Challenge – In the listing below, arrange the lines from the one containing "- re-cell[interactable]: ↓: [1552, 343, 1616, 376]" up to and including the one containing "- qty-column-header[interactable]: 样本数量: [393, 212, 550, 277]" as a JSON list of strings, with one string per line and no blank lines.

Entries provided –
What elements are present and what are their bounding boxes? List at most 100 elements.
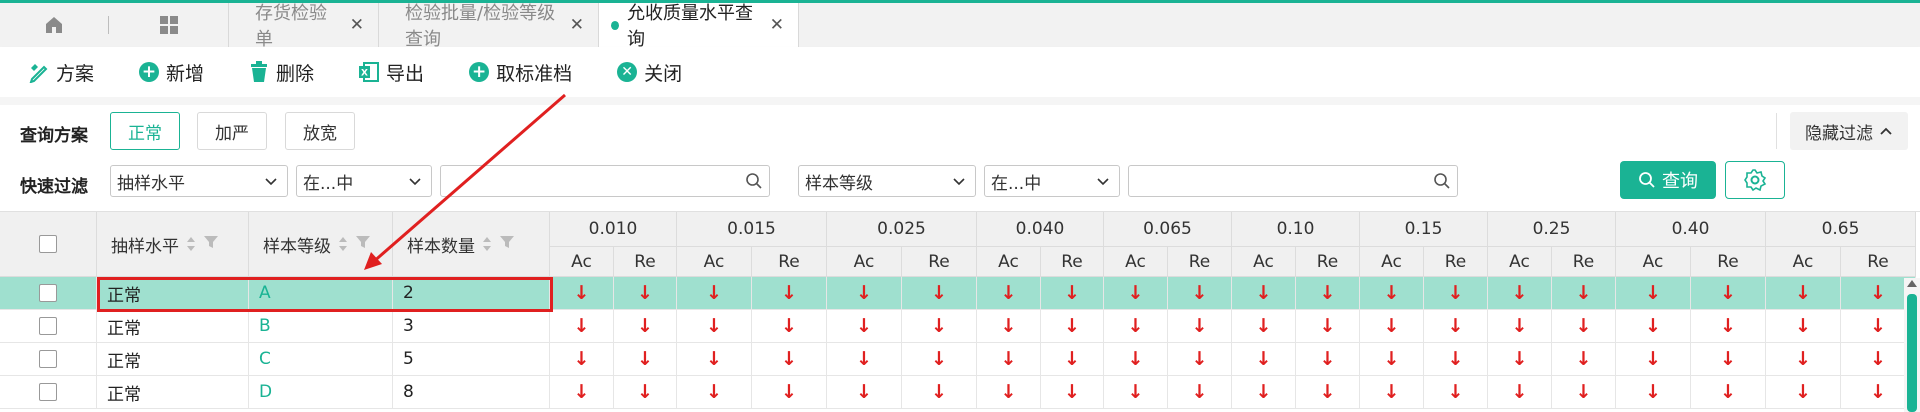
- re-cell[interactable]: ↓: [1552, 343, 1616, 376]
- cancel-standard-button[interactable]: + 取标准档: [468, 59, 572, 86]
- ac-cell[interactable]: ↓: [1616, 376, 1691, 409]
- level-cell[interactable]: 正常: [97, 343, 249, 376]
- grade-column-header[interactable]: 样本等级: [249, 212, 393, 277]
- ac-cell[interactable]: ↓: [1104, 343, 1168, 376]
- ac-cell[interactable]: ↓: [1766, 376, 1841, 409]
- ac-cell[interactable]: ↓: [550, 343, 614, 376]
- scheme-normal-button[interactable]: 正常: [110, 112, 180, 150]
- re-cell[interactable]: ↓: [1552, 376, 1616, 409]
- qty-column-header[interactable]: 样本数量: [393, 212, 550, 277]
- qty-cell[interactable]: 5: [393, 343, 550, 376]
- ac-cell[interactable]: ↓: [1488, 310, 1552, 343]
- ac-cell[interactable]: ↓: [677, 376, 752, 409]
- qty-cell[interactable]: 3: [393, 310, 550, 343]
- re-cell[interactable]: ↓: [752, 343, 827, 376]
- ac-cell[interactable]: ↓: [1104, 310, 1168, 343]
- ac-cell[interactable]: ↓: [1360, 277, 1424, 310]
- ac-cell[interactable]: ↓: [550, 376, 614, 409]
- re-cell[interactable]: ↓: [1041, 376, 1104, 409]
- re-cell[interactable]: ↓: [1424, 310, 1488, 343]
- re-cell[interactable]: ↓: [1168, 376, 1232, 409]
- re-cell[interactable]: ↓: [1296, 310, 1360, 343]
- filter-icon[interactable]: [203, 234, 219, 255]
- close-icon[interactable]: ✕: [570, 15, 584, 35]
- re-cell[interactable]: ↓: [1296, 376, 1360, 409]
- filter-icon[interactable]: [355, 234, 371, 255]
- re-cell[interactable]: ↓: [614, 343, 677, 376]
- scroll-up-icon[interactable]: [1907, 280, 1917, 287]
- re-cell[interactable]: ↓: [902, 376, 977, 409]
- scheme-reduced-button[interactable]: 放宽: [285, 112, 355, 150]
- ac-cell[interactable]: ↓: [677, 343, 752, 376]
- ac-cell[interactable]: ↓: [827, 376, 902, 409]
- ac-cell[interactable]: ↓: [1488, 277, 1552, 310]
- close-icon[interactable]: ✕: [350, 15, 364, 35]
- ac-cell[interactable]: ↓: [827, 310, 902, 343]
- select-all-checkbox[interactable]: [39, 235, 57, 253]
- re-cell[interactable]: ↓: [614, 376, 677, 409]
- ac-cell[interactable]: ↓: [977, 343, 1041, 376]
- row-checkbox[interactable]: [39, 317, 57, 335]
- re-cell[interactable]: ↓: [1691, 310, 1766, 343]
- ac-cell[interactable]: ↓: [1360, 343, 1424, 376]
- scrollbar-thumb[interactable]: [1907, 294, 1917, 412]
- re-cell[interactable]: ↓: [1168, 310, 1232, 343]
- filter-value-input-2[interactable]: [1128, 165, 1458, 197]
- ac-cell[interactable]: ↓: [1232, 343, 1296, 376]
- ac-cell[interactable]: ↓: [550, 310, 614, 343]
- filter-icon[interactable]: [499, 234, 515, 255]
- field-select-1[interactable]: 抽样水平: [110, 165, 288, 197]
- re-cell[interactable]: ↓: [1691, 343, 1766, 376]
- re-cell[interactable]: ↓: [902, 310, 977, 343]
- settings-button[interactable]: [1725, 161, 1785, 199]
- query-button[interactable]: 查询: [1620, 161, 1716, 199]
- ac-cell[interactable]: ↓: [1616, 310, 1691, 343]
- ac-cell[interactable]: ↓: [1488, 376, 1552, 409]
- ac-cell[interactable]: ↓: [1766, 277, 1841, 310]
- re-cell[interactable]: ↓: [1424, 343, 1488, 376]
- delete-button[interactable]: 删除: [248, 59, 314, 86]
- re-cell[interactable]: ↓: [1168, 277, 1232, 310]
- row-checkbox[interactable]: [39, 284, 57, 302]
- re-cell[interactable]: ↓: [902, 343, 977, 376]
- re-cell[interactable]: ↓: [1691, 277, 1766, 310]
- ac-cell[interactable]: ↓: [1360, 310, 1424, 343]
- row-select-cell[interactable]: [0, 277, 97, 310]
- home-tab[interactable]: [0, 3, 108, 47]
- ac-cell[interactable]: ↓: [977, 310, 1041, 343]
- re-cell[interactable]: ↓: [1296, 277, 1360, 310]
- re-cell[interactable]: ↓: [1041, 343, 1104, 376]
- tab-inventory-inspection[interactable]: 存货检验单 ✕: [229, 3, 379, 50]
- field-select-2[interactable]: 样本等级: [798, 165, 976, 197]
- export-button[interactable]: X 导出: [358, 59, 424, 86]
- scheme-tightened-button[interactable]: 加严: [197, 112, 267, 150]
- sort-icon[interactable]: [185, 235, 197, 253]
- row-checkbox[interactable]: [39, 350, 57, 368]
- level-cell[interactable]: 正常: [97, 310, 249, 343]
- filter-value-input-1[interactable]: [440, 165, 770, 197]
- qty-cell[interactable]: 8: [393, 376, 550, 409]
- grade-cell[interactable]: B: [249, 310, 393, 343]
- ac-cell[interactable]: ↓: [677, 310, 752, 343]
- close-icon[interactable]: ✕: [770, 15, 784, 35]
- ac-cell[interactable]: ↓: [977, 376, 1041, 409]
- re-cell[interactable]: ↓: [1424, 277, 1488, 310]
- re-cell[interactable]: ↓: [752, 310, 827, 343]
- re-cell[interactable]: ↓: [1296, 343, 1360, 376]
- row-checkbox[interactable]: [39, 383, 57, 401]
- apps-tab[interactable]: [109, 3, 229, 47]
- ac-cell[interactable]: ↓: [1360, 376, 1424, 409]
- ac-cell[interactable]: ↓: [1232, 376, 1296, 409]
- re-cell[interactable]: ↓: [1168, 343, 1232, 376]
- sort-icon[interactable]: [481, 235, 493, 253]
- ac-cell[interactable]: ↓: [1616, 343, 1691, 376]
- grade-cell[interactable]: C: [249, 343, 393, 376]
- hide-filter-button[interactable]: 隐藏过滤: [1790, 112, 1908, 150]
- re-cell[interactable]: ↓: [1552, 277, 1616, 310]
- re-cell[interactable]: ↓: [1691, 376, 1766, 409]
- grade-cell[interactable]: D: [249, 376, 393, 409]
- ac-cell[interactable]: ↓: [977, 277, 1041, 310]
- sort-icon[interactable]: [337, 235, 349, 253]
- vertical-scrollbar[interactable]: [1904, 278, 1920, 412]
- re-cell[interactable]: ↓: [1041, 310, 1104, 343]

...

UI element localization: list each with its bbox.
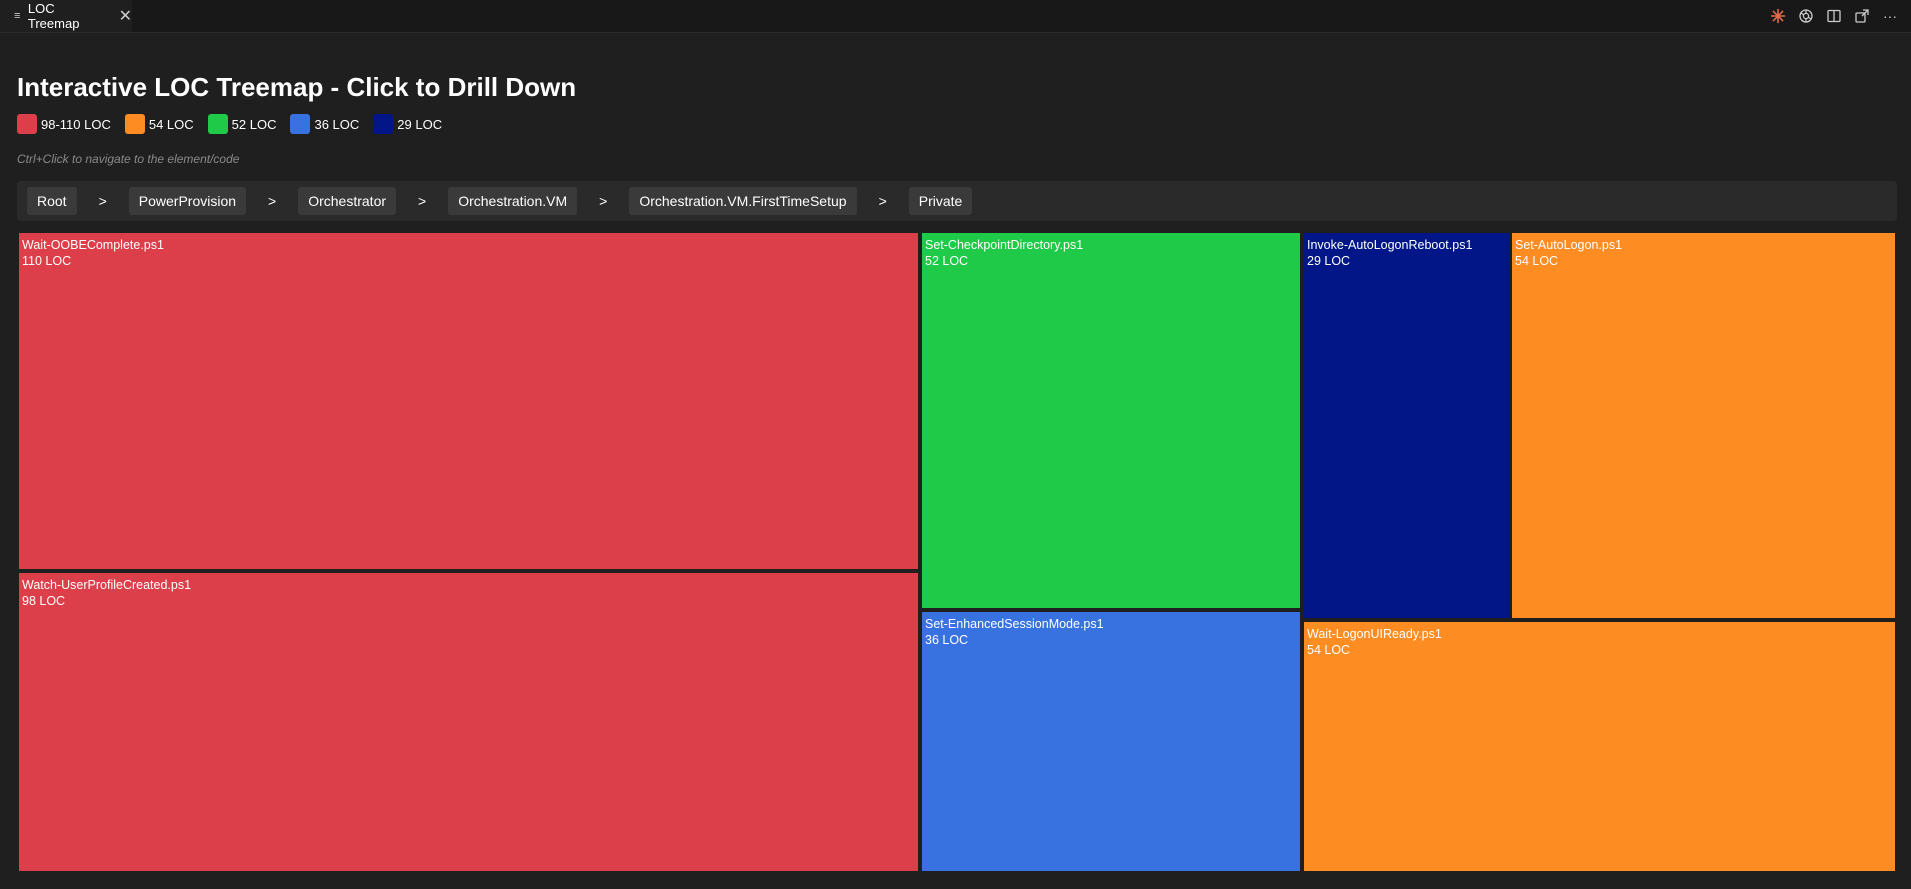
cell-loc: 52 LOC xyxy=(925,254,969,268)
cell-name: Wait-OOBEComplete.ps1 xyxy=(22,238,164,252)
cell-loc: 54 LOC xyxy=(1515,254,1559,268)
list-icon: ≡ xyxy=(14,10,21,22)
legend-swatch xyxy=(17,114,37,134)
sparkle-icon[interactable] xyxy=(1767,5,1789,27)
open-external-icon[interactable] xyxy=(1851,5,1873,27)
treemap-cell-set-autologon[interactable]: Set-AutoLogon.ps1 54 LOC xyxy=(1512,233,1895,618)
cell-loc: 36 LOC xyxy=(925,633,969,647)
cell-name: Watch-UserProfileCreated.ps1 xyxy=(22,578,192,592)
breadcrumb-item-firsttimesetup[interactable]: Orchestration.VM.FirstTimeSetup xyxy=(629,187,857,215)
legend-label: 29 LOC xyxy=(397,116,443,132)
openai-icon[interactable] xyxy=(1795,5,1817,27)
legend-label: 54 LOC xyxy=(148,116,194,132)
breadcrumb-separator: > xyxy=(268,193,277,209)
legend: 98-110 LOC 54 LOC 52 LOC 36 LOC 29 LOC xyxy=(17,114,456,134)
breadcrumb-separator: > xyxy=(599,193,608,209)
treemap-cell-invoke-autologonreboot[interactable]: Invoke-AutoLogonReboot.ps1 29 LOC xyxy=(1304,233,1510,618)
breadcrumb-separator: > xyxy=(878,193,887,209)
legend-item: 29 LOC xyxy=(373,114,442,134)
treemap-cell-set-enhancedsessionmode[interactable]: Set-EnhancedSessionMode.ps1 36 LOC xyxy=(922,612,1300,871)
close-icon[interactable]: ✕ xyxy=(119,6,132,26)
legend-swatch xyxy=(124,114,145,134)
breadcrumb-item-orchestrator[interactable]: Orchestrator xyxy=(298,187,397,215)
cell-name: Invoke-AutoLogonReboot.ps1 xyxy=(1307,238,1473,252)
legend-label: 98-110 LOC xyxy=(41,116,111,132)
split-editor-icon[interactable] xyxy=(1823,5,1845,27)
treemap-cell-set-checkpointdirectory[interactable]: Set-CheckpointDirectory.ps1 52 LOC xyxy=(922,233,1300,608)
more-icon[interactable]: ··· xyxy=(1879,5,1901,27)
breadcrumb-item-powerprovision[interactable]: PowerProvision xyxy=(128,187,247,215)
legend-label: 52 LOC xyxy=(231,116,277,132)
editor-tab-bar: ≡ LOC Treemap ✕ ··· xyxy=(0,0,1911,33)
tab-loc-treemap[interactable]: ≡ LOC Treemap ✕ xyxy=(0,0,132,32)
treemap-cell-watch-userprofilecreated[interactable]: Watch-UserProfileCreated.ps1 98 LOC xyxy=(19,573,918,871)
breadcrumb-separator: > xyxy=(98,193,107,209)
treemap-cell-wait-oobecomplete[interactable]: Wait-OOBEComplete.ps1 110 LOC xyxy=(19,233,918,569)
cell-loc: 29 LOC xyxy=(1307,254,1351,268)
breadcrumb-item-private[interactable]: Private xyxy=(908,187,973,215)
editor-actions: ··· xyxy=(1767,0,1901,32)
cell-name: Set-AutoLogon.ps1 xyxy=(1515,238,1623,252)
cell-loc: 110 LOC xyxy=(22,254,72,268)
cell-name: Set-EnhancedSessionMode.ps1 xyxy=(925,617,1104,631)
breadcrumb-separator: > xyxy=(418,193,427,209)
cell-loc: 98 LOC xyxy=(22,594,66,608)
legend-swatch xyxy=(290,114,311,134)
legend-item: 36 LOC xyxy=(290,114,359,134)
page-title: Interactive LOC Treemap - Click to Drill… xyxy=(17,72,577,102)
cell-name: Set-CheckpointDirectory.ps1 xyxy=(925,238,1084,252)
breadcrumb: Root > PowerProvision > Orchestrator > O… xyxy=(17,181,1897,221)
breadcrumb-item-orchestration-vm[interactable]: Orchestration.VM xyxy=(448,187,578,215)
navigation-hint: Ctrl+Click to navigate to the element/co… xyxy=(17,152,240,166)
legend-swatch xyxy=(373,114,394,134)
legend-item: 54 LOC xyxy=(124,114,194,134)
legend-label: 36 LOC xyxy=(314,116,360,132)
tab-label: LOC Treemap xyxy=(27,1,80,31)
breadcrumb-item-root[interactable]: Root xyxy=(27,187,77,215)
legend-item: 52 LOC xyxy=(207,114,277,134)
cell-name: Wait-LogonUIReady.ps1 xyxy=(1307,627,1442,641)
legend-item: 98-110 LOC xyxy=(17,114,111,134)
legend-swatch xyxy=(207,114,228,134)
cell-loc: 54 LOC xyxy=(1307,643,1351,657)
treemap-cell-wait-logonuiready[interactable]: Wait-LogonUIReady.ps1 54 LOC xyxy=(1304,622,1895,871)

Finished answer –
[
  "- re-cell[interactable]: ↓: [1552, 343, 1616, 376]",
  "- cancel-standard-button[interactable]: + 取标准档: [468, 59, 572, 86]",
  "- ac-cell[interactable]: ↓: [1616, 376, 1691, 409]",
  "- level-cell[interactable]: 正常: [97, 343, 249, 376]",
  "- grade-column-header[interactable]: 样本等级: [249, 212, 393, 277]",
  "- ac-cell[interactable]: ↓: [1104, 343, 1168, 376]",
  "- ac-cell[interactable]: ↓: [1766, 376, 1841, 409]",
  "- ac-cell[interactable]: ↓: [550, 343, 614, 376]",
  "- scheme-normal-button[interactable]: 正常: [110, 112, 180, 150]",
  "- re-cell[interactable]: ↓: [1552, 376, 1616, 409]",
  "- qty-column-header[interactable]: 样本数量: [393, 212, 550, 277]"
]